── DATA FOR THIS TASK

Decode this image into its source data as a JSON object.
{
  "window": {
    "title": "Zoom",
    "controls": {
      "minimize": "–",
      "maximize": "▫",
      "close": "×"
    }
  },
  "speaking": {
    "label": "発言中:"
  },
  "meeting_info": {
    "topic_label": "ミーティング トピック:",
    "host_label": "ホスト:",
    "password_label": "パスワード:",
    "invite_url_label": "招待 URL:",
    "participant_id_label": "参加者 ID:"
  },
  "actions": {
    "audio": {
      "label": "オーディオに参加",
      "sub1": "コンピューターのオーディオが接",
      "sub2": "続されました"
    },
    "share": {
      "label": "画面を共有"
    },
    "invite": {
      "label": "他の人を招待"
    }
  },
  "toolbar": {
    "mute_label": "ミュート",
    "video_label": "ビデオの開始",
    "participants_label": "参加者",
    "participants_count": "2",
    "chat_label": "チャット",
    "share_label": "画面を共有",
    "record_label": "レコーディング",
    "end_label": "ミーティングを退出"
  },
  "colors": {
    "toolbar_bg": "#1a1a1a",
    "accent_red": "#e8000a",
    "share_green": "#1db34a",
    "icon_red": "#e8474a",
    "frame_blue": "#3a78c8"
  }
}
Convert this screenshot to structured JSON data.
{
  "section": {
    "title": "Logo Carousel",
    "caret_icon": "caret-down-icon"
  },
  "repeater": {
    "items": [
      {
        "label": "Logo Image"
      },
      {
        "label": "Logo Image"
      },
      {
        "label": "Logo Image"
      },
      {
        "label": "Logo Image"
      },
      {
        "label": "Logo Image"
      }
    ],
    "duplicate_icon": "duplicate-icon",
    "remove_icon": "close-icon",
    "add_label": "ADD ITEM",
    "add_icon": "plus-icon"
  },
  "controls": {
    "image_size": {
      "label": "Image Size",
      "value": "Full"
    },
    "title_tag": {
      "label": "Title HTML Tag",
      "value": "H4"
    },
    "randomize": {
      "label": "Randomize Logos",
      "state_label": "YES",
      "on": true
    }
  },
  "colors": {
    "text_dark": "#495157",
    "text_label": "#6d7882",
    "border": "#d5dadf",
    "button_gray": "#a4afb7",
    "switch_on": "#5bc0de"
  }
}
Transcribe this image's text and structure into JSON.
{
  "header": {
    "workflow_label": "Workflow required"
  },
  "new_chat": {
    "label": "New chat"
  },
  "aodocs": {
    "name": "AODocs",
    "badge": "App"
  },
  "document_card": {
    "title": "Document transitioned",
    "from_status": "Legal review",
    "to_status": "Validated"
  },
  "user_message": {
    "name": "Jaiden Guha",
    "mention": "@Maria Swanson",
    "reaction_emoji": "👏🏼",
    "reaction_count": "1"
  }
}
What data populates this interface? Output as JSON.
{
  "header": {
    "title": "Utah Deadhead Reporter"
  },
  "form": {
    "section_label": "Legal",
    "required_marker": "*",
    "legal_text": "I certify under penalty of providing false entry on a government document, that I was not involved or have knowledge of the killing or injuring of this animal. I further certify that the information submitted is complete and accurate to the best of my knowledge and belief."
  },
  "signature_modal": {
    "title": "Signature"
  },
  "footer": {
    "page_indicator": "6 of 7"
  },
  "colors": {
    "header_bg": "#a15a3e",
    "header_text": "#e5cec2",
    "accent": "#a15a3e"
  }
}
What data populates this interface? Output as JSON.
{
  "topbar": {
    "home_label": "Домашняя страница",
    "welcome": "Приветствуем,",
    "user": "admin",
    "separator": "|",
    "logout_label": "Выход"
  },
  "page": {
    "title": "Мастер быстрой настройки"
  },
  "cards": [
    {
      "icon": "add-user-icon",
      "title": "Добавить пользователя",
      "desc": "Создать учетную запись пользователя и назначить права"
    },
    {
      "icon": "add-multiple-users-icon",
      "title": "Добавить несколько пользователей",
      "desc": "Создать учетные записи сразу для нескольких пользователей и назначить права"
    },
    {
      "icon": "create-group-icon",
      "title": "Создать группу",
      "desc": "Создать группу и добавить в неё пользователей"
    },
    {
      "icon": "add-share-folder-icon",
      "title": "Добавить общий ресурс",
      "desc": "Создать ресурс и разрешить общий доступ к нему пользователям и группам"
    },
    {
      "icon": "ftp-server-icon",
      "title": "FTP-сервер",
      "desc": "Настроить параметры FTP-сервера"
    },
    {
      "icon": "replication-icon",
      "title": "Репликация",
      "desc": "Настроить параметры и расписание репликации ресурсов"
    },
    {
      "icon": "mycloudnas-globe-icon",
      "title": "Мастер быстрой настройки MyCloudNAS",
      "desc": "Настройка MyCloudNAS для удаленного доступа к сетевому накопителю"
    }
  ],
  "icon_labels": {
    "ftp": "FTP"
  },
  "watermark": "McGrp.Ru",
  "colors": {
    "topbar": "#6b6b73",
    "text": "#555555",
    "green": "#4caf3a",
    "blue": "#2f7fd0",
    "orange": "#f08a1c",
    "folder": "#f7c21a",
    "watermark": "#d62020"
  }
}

────

Gather each line of the records holding the string "общий".

THE REPLY
      "title": "Добавить общий ресурс",
      "desc": "Создать ресурс и разрешить общий доступ к нему пользователям и группам"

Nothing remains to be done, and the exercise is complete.